Task data
####################

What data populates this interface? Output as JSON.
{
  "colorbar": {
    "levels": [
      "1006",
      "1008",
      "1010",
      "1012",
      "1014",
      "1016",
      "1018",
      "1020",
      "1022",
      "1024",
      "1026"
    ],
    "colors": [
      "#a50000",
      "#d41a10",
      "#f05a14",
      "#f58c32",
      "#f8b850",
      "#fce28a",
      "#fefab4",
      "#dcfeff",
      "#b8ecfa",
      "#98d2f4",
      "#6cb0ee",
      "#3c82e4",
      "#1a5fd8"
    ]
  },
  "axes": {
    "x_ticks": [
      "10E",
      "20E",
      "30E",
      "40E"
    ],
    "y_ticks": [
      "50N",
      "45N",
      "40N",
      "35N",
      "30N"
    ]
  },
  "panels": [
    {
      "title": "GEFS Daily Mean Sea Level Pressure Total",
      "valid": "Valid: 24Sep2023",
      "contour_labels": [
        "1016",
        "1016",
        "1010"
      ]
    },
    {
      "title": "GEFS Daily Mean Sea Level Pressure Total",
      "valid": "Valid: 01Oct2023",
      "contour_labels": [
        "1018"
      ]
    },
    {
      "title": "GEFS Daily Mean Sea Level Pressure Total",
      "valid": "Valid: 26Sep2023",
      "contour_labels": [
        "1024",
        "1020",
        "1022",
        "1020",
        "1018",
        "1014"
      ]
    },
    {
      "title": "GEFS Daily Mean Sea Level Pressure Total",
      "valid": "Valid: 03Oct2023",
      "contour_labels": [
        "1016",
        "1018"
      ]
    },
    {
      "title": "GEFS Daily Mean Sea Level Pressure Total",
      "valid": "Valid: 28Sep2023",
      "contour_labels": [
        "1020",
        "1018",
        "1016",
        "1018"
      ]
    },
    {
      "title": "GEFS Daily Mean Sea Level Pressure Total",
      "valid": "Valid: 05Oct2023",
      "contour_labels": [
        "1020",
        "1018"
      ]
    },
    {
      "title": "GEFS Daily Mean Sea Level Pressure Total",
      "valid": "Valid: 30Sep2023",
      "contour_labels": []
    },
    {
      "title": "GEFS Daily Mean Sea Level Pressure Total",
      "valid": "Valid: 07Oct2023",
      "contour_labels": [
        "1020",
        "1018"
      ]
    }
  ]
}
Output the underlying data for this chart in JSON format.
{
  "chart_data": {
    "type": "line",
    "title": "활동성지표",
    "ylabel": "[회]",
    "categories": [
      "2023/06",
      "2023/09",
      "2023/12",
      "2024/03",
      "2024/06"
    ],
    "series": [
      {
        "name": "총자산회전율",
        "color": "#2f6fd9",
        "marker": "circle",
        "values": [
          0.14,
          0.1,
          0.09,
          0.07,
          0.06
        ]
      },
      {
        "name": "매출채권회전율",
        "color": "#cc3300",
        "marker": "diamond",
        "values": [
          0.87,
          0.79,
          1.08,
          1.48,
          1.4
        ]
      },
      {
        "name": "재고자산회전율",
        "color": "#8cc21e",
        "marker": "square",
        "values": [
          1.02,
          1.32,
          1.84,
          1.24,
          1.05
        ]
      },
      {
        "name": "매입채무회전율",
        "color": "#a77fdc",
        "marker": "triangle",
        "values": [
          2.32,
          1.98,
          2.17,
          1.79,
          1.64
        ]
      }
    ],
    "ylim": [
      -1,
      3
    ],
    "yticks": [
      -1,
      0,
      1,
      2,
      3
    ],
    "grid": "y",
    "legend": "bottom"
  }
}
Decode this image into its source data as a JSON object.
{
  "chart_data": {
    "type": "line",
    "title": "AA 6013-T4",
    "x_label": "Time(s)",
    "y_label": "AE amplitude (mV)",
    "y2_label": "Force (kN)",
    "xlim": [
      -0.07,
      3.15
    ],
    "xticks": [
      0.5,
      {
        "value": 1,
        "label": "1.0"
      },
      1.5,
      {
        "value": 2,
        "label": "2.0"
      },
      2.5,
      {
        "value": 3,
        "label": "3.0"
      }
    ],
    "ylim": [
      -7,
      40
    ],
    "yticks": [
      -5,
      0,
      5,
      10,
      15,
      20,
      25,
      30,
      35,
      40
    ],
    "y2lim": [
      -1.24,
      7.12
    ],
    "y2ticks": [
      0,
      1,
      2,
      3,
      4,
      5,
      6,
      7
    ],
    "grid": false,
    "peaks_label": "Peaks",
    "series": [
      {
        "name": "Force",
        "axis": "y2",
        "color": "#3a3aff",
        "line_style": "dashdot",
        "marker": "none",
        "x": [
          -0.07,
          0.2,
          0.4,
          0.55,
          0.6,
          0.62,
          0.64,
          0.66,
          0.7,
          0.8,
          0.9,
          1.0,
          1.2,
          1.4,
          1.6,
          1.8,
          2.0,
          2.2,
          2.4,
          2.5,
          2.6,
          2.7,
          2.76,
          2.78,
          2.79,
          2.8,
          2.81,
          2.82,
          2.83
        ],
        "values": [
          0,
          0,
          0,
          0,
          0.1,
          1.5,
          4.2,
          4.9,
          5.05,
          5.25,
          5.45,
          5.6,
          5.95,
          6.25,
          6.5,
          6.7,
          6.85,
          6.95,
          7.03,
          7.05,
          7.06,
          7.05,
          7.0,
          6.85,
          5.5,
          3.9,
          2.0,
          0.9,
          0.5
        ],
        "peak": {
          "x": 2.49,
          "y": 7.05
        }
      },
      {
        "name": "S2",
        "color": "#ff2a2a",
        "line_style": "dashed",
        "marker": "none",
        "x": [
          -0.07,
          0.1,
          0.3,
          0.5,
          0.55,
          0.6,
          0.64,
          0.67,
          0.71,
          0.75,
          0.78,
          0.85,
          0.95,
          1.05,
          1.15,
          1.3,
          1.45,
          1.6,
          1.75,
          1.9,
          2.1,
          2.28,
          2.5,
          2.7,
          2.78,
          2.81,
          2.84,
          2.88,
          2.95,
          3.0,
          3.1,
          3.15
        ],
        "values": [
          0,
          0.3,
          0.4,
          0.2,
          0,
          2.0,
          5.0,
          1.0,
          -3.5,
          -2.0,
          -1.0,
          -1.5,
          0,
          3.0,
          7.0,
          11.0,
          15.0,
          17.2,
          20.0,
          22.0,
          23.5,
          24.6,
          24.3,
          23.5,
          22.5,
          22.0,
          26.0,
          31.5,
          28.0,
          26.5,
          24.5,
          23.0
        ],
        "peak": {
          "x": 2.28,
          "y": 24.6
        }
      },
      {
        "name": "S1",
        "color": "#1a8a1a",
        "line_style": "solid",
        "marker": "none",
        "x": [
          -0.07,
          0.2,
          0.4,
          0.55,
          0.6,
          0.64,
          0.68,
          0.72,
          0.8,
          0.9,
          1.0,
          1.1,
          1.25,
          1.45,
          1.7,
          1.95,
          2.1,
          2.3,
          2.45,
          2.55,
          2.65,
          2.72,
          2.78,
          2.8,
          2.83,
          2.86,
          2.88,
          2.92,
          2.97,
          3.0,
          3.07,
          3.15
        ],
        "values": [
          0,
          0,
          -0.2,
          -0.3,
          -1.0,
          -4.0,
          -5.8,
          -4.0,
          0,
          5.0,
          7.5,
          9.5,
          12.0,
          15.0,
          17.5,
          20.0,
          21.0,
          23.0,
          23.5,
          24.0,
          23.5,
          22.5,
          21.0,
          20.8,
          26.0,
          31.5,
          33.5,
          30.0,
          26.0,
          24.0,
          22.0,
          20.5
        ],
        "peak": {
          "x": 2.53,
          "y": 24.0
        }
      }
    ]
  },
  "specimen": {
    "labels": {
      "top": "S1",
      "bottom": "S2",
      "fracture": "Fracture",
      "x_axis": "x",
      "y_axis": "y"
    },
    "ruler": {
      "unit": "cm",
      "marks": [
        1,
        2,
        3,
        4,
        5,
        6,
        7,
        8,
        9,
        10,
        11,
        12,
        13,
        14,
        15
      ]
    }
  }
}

####################

Objective
Pick out each line containing "valid" and report it.

Right answer
      "valid": "Valid: 24Sep2023",
      "valid": "Valid: 01Oct2023",
      "valid": "Valid: 26Sep2023",
      "valid": "Valid: 03Oct2023",
      "valid": "Valid: 28Sep2023",
      "valid": "Valid: 05Oct2023",
      "valid": "Valid: 30Sep2023",
      "valid": "Valid: 07Oct2023",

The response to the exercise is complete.